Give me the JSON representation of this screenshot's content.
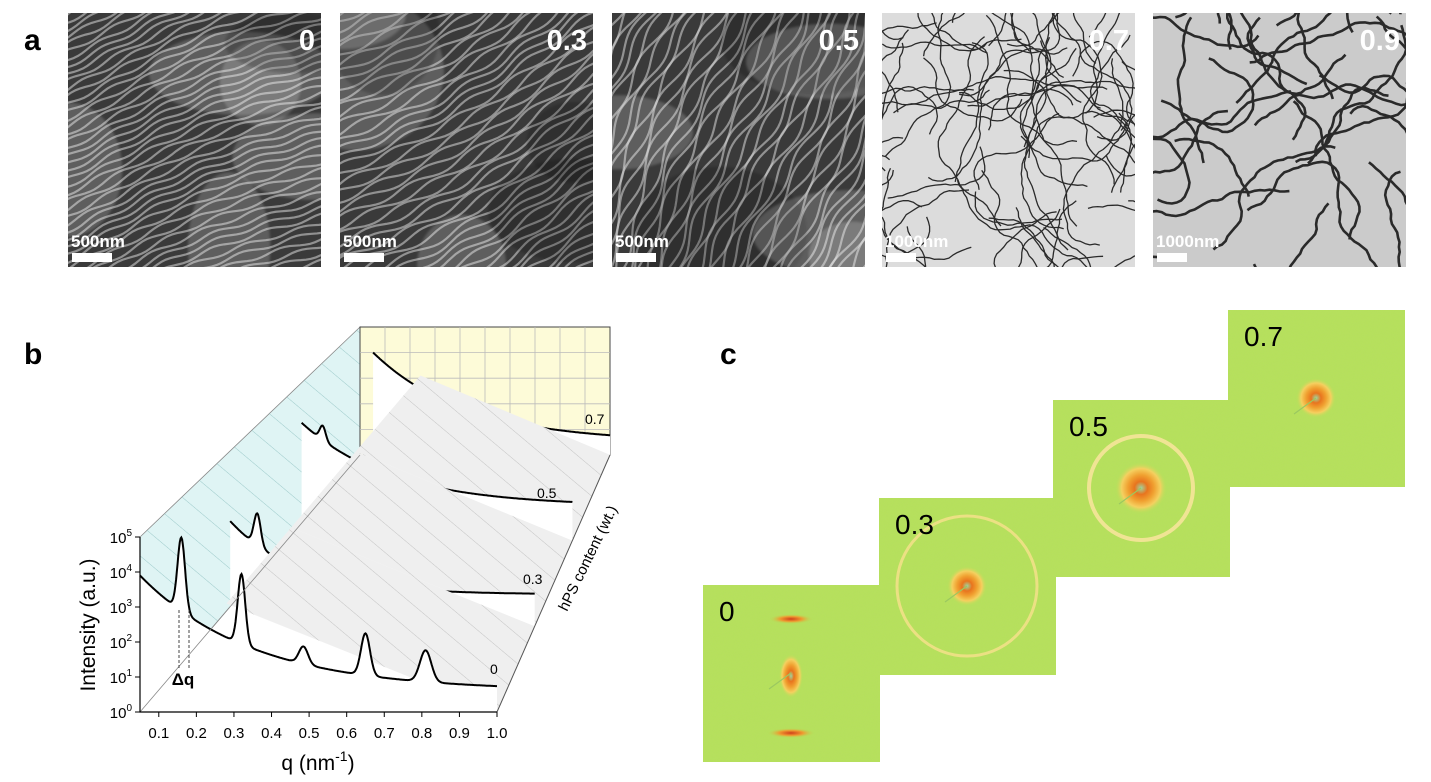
{
  "panel_a": {
    "label": "a",
    "images": [
      {
        "label": "0",
        "scale_bar": "500nm"
      },
      {
        "label": "0.3",
        "scale_bar": "500nm"
      },
      {
        "label": "0.5",
        "scale_bar": "500nm"
      },
      {
        "label": "0.7",
        "scale_bar": "1000nm"
      },
      {
        "label": "0.9",
        "scale_bar": "1000nm"
      }
    ]
  },
  "panel_b": {
    "label": "b",
    "y_axis_label": "Intensity (a.u.)",
    "x_axis_label": "q (nm",
    "x_axis_label_exponent": "-1",
    "x_axis_label_end": ")",
    "depth_axis_label": "hPS content (wt.)",
    "delta_label": "Δq",
    "yticks": [
      {
        "base": "10",
        "exponent": "0"
      },
      {
        "base": "10",
        "exponent": "1"
      },
      {
        "base": "10",
        "exponent": "2"
      },
      {
        "base": "10",
        "exponent": "3"
      },
      {
        "base": "10",
        "exponent": "4"
      },
      {
        "base": "10",
        "exponent": "5"
      }
    ],
    "xticks": [
      "0.1",
      "0.2",
      "0.3",
      "0.4",
      "0.5",
      "0.6",
      "0.7",
      "0.8",
      "0.9",
      "1.0"
    ],
    "series_labels": [
      "0",
      "0.3",
      "0.5",
      "0.7"
    ]
  },
  "panel_c": {
    "label": "c",
    "patterns": [
      "0",
      "0.3",
      "0.5",
      "0.7"
    ]
  }
}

THE EXERCISE:
Write out the entries above word for word. Do not include the pictures.

THE RESULT:
Give me the JSON representation of this screenshot's content.
{
  "panel_a": {
    "label": "a",
    "images": [
      {
        "label": "0",
        "scale_bar": "500nm"
      },
      {
        "label": "0.3",
        "scale_bar": "500nm"
      },
      {
        "label": "0.5",
        "scale_bar": "500nm"
      },
      {
        "label": "0.7",
        "scale_bar": "1000nm"
      },
      {
        "label": "0.9",
        "scale_bar": "1000nm"
      }
    ]
  },
  "panel_b": {
    "label": "b",
    "y_axis_label": "Intensity (a.u.)",
    "x_axis_label": "q (nm",
    "x_axis_label_exponent": "-1",
    "x_axis_label_end": ")",
    "depth_axis_label": "hPS content (wt.)",
    "delta_label": "Δq",
    "yticks": [
      {
        "base": "10",
        "exponent": "0"
      },
      {
        "base": "10",
        "exponent": "1"
      },
      {
        "base": "10",
        "exponent": "2"
      },
      {
        "base": "10",
        "exponent": "3"
      },
      {
        "base": "10",
        "exponent": "4"
      },
      {
        "base": "10",
        "exponent": "5"
      }
    ],
    "xticks": [
      "0.1",
      "0.2",
      "0.3",
      "0.4",
      "0.5",
      "0.6",
      "0.7",
      "0.8",
      "0.9",
      "1.0"
    ],
    "series_labels": [
      "0",
      "0.3",
      "0.5",
      "0.7"
    ]
  },
  "panel_c": {
    "label": "c",
    "patterns": [
      "0",
      "0.3",
      "0.5",
      "0.7"
    ]
  }
}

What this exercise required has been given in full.